Exercise -
Transcribe all the entries word for word, skipping the pictures.

Data provided -
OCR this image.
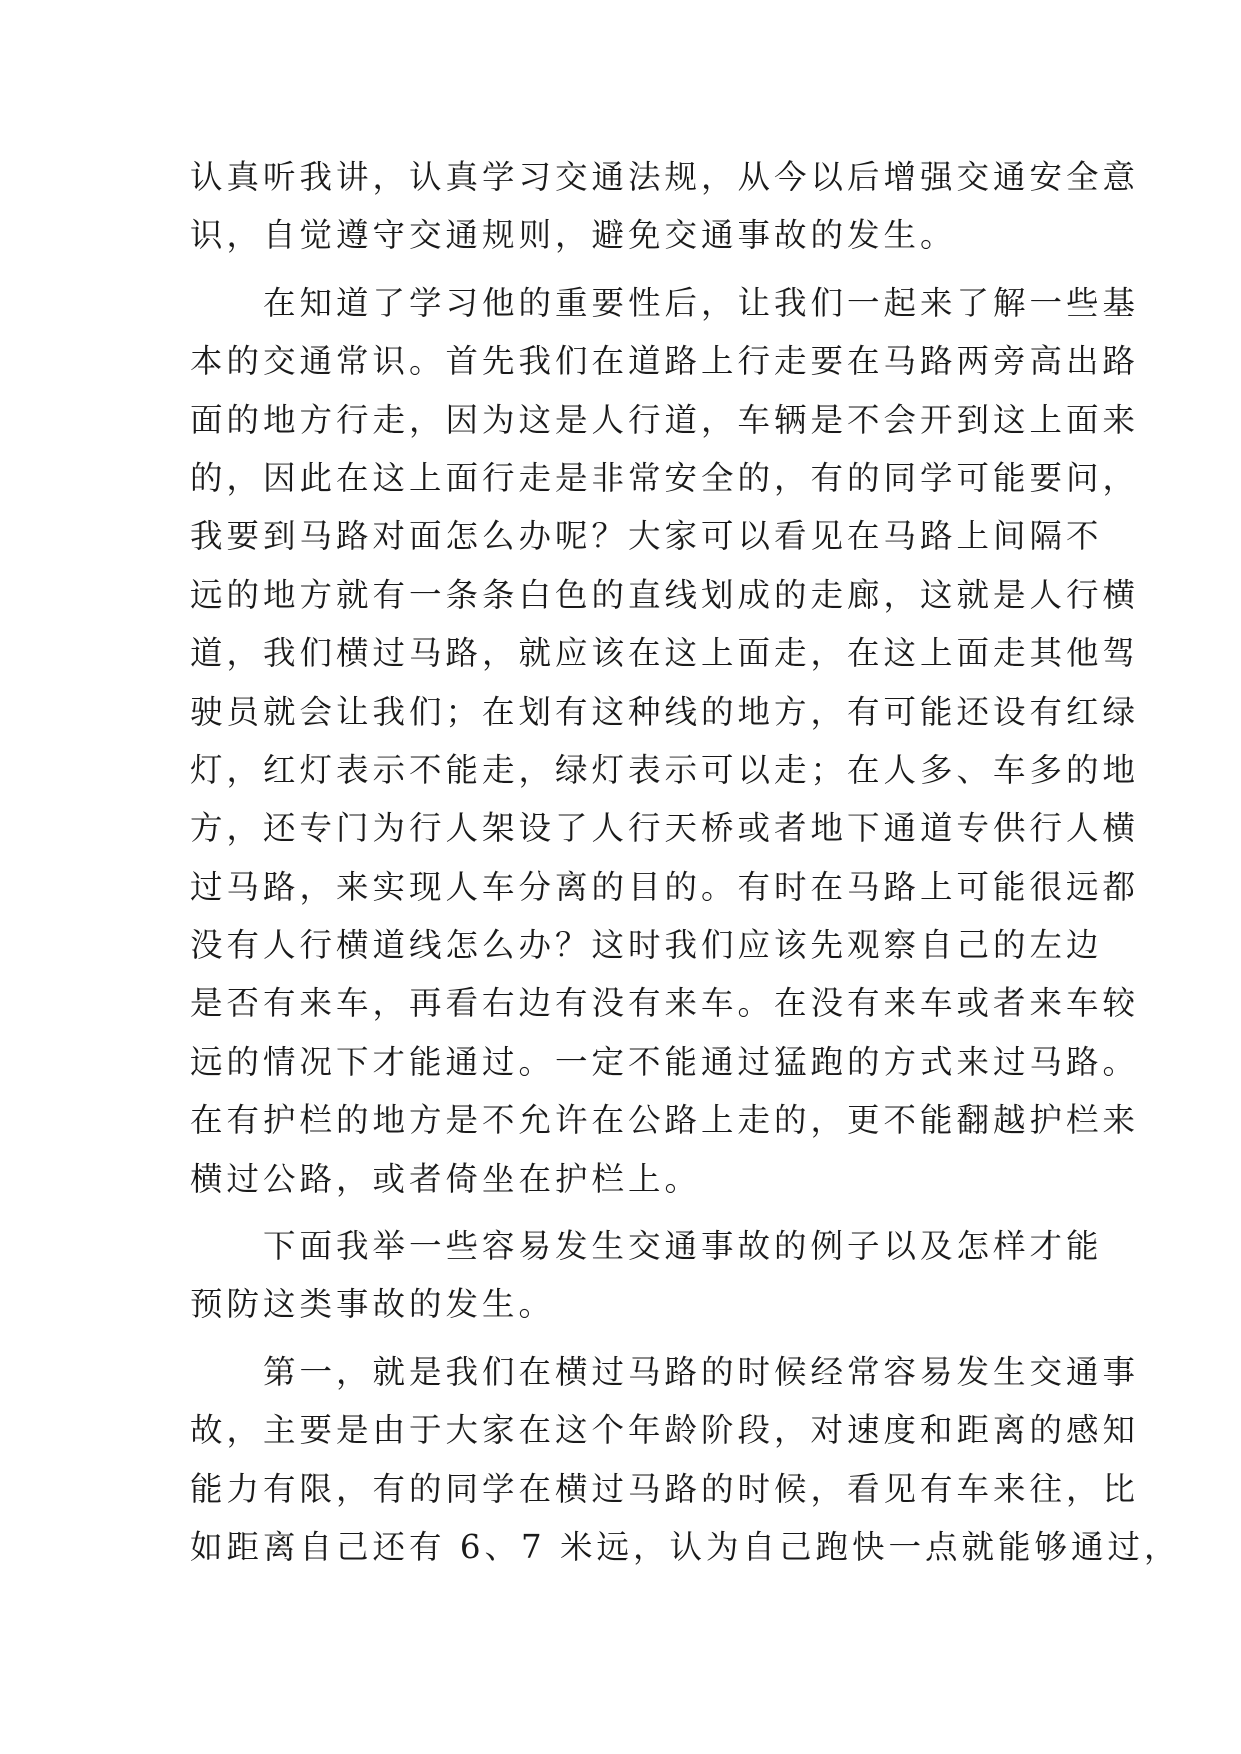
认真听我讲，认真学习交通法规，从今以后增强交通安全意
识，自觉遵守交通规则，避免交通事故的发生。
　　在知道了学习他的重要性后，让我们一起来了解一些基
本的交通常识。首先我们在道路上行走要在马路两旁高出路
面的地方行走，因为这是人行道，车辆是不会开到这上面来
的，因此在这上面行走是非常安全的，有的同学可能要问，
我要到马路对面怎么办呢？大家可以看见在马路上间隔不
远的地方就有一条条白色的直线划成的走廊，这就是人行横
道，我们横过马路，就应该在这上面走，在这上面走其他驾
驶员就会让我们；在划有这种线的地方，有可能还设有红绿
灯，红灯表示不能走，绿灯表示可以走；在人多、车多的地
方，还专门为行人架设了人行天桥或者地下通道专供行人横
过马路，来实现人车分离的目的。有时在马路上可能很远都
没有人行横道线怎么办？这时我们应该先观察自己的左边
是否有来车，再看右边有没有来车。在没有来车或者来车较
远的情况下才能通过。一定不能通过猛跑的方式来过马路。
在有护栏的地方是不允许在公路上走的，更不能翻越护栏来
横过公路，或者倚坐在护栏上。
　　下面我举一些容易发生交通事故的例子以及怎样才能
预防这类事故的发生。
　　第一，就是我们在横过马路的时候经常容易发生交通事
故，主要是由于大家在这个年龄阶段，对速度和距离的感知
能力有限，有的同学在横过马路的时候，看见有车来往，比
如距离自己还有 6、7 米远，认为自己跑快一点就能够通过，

Exercise response -
OCR this image.
认真听我讲，认真学习交通法规，从今以后增强交通安全意
识，自觉遵守交通规则，避免交通事故的发生。
　　在知道了学习他的重要性后，让我们一起来了解一些基
本的交通常识。首先我们在道路上行走要在马路两旁高出路
面的地方行走，因为这是人行道，车辆是不会开到这上面来
的，因此在这上面行走是非常安全的，有的同学可能要问，
我要到马路对面怎么办呢？大家可以看见在马路上间隔不
远的地方就有一条条白色的直线划成的走廊，这就是人行横
道，我们横过马路，就应该在这上面走，在这上面走其他驾
驶员就会让我们；在划有这种线的地方，有可能还设有红绿
灯，红灯表示不能走，绿灯表示可以走；在人多、车多的地
方，还专门为行人架设了人行天桥或者地下通道专供行人横
过马路，来实现人车分离的目的。有时在马路上可能很远都
没有人行横道线怎么办？这时我们应该先观察自己的左边
是否有来车，再看右边有没有来车。在没有来车或者来车较
远的情况下才能通过。一定不能通过猛跑的方式来过马路。
在有护栏的地方是不允许在公路上走的，更不能翻越护栏来
横过公路，或者倚坐在护栏上。
　　下面我举一些容易发生交通事故的例子以及怎样才能
预防这类事故的发生。
　　第一，就是我们在横过马路的时候经常容易发生交通事
故，主要是由于大家在这个年龄阶段，对速度和距离的感知
能力有限，有的同学在横过马路的时候，看见有车来往，比
如距离自己还有 6、7 米远，认为自己跑快一点就能够通过，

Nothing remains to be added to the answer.